[Extracts from a graphics dataset]

┌──

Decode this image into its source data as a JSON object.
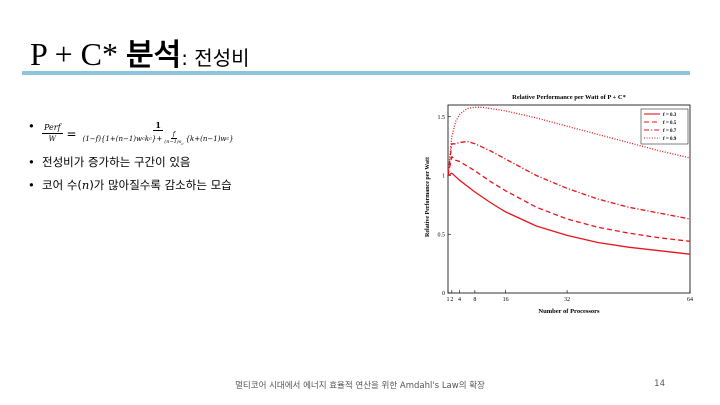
{
  "slide": {
    "title_main": "P + C* ",
    "title_korean": "분석",
    "title_sub": ": 전성비",
    "footer": "멀티코어 시대에서 에너지 효율적 연산을 위한 Amdahl's Law의 확장",
    "page_number": "14",
    "accent_color": "#8ec3dd"
  },
  "bullets": {
    "formula_lhs_num": "Perf",
    "formula_lhs_den": "W",
    "formula_equals": "=",
    "formula_rhs_num": "1",
    "formula_rhs_den_a": "(1−f){1+(n−1)w",
    "formula_rhs_den_a_sub1": "c",
    "formula_rhs_den_a_k": "k",
    "formula_rhs_den_a_sub2": "c",
    "formula_rhs_den_a_close": "}",
    "formula_plus": "+",
    "formula_inner_num": "f",
    "formula_inner_den": "(n−1)s",
    "formula_inner_den_sub": "c",
    "formula_rhs_den_b": "{k+(n−1)w",
    "formula_rhs_den_b_sub": "c",
    "formula_rhs_den_b_close": "}",
    "item2": "전성비가 증가하는 구간이 있음",
    "item3_a": "코어 수(",
    "item3_n": "n",
    "item3_b": ")가 많아질수록 감소하는 모습"
  },
  "chart_data": {
    "type": "line",
    "title": "Relative Performance per Watt of P + C*",
    "xlabel": "Number of Processors",
    "ylabel": "Relative Performance per Watt",
    "xlim": [
      1,
      64
    ],
    "ylim": [
      0,
      1.6
    ],
    "xticks": [
      1,
      2,
      4,
      8,
      16,
      32,
      64
    ],
    "xtick_labels": [
      "1",
      "2",
      "4",
      "8",
      "16",
      "32",
      "64"
    ],
    "yticks": [
      0,
      0.5,
      1,
      1.5
    ],
    "ytick_labels": [
      "0",
      "0.5",
      "1",
      "1.5"
    ],
    "legend_position": "top-right",
    "grid": false,
    "line_color": "#e8141c",
    "series": [
      {
        "name": "f = 0.3",
        "style": "solid",
        "x": [
          1,
          2,
          3,
          4,
          6,
          8,
          12,
          16,
          24,
          32,
          40,
          48,
          56,
          64
        ],
        "y": [
          1.0,
          1.02,
          0.99,
          0.96,
          0.91,
          0.86,
          0.77,
          0.69,
          0.57,
          0.49,
          0.43,
          0.39,
          0.36,
          0.33
        ]
      },
      {
        "name": "f = 0.5",
        "style": "dashed",
        "x": [
          1,
          2,
          3,
          4,
          6,
          8,
          12,
          16,
          24,
          32,
          40,
          48,
          56,
          64
        ],
        "y": [
          1.0,
          1.16,
          1.13,
          1.12,
          1.08,
          1.04,
          0.95,
          0.87,
          0.73,
          0.63,
          0.56,
          0.51,
          0.47,
          0.44
        ]
      },
      {
        "name": "f = 0.7",
        "style": "dashdot",
        "x": [
          1,
          2,
          3,
          4,
          6,
          8,
          12,
          16,
          24,
          32,
          40,
          48,
          56,
          64
        ],
        "y": [
          1.0,
          1.27,
          1.27,
          1.28,
          1.29,
          1.27,
          1.21,
          1.14,
          1.0,
          0.89,
          0.8,
          0.73,
          0.68,
          0.63
        ]
      },
      {
        "name": "f = 0.9",
        "style": "dotted",
        "x": [
          1,
          2,
          3,
          4,
          6,
          8,
          10,
          12,
          16,
          24,
          32,
          40,
          48,
          56,
          64
        ],
        "y": [
          1.0,
          1.33,
          1.46,
          1.52,
          1.57,
          1.58,
          1.58,
          1.57,
          1.55,
          1.49,
          1.42,
          1.35,
          1.28,
          1.21,
          1.15
        ]
      }
    ]
  }
}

└──

## AIM OF THE EXERCISE
Determine how many lines of the listing above hold the word "Performance". Report that number without anything else.

## SOLUTION TO THIS EXERCISE
2